Problem requirements
Lines containing the word "text" are to be counted; state their number and nothing further.

Data shown
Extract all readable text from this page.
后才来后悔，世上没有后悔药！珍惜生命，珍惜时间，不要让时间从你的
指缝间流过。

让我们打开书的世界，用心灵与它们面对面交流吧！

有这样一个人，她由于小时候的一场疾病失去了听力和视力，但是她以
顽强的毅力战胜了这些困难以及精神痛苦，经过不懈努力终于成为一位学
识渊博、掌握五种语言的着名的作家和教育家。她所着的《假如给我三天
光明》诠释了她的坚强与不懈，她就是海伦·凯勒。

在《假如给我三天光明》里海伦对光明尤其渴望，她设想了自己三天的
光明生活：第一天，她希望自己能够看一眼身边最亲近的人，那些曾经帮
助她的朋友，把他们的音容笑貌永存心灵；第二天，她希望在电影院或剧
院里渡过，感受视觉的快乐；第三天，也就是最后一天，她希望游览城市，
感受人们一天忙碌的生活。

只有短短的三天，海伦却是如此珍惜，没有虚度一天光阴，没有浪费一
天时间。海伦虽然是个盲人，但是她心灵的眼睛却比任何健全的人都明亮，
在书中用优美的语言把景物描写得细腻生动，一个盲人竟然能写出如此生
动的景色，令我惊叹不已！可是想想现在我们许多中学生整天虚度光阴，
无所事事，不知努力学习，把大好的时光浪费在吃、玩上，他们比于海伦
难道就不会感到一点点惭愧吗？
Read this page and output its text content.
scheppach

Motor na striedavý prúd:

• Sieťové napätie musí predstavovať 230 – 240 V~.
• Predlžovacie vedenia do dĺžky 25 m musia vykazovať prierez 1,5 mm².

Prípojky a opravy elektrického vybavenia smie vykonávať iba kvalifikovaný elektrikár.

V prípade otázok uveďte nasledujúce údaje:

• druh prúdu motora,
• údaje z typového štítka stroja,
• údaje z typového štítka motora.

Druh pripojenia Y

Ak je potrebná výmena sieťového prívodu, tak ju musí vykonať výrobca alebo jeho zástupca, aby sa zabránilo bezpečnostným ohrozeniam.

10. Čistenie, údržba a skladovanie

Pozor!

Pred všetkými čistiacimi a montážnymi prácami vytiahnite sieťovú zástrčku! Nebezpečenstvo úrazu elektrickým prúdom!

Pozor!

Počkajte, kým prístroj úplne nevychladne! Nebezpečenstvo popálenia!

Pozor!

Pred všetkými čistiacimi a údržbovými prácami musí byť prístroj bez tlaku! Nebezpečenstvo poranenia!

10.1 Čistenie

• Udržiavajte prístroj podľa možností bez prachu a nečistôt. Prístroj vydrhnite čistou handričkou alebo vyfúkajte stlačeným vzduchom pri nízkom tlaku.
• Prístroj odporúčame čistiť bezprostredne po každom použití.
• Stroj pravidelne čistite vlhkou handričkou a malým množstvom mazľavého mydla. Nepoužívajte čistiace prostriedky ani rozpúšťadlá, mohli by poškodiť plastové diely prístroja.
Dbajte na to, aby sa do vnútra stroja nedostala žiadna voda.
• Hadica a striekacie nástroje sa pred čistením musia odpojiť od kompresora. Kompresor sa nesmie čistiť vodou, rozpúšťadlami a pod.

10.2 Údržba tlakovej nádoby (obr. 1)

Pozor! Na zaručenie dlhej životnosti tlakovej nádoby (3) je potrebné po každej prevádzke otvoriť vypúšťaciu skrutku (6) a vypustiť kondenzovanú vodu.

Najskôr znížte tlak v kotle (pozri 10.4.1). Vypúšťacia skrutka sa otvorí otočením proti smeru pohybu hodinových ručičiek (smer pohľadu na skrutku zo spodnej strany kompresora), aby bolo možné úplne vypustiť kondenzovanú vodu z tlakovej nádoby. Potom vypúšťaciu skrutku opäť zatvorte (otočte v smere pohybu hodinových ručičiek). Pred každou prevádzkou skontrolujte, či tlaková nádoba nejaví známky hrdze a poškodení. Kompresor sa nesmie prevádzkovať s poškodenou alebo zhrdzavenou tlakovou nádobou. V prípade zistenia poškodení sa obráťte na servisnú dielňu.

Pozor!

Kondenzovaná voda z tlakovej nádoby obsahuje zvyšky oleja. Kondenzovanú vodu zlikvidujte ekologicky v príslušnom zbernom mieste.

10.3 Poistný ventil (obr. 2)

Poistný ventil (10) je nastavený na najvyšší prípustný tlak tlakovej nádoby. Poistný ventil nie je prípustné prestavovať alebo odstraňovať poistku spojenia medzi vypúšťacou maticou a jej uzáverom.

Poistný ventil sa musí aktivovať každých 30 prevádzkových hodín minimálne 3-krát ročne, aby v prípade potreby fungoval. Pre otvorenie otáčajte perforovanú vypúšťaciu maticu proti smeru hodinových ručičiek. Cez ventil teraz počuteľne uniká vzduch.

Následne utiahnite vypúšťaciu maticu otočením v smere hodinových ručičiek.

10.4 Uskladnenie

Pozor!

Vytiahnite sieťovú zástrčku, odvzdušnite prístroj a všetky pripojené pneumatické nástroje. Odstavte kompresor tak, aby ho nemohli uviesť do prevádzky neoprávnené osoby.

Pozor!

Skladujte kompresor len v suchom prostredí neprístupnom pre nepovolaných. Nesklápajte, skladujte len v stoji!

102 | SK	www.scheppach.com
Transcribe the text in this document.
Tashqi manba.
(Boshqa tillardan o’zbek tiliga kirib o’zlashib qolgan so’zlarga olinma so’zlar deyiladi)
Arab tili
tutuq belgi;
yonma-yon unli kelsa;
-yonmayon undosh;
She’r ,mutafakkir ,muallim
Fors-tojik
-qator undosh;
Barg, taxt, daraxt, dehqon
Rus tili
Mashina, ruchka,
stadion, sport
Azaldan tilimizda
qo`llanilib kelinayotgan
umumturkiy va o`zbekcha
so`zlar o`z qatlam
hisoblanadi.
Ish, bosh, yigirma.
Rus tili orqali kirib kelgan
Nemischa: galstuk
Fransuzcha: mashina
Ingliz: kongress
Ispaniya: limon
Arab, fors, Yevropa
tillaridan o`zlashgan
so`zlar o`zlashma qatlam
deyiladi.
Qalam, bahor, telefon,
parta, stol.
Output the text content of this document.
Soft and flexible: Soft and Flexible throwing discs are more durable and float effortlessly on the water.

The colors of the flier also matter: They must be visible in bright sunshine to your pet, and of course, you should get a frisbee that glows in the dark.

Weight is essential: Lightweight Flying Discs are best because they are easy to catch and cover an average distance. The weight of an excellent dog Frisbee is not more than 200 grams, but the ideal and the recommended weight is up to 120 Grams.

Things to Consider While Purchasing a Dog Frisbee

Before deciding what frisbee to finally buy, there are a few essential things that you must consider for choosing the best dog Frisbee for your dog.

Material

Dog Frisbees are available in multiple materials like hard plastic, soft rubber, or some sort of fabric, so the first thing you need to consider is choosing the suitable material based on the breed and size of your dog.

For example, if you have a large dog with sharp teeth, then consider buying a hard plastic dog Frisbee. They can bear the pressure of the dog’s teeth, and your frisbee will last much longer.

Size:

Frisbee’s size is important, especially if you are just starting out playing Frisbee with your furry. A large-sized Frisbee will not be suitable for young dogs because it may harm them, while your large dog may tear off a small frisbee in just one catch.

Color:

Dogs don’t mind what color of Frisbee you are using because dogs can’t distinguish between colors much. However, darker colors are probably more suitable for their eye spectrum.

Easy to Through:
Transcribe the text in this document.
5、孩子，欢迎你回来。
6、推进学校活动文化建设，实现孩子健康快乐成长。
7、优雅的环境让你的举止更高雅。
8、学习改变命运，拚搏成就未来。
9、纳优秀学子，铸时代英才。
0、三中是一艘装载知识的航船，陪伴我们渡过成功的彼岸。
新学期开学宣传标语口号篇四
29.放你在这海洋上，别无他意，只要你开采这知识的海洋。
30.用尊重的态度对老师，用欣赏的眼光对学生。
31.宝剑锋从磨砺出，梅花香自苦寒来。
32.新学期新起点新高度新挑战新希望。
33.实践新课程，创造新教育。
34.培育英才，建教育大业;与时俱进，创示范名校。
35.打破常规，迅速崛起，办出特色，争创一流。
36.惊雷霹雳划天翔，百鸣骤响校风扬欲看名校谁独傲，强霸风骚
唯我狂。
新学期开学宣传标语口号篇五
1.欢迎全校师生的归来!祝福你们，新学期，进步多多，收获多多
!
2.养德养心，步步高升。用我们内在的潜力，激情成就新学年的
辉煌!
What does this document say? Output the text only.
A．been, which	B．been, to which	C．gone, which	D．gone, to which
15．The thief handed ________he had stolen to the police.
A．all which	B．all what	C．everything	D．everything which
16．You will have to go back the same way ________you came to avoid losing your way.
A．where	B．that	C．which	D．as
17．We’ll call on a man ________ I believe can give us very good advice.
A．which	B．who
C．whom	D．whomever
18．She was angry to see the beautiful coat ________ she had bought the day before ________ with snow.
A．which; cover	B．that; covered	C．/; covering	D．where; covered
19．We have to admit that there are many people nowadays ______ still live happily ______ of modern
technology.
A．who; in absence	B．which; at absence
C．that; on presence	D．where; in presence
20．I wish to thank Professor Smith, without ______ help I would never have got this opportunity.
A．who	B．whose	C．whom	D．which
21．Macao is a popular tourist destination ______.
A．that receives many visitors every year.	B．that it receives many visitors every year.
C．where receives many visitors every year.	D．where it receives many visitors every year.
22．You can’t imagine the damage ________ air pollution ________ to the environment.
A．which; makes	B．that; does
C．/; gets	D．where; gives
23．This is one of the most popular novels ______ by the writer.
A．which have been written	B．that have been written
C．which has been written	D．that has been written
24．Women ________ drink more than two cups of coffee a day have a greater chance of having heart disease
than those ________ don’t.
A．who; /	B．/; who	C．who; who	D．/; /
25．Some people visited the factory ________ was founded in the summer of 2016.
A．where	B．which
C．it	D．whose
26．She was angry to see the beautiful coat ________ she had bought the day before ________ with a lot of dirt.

Correct result
6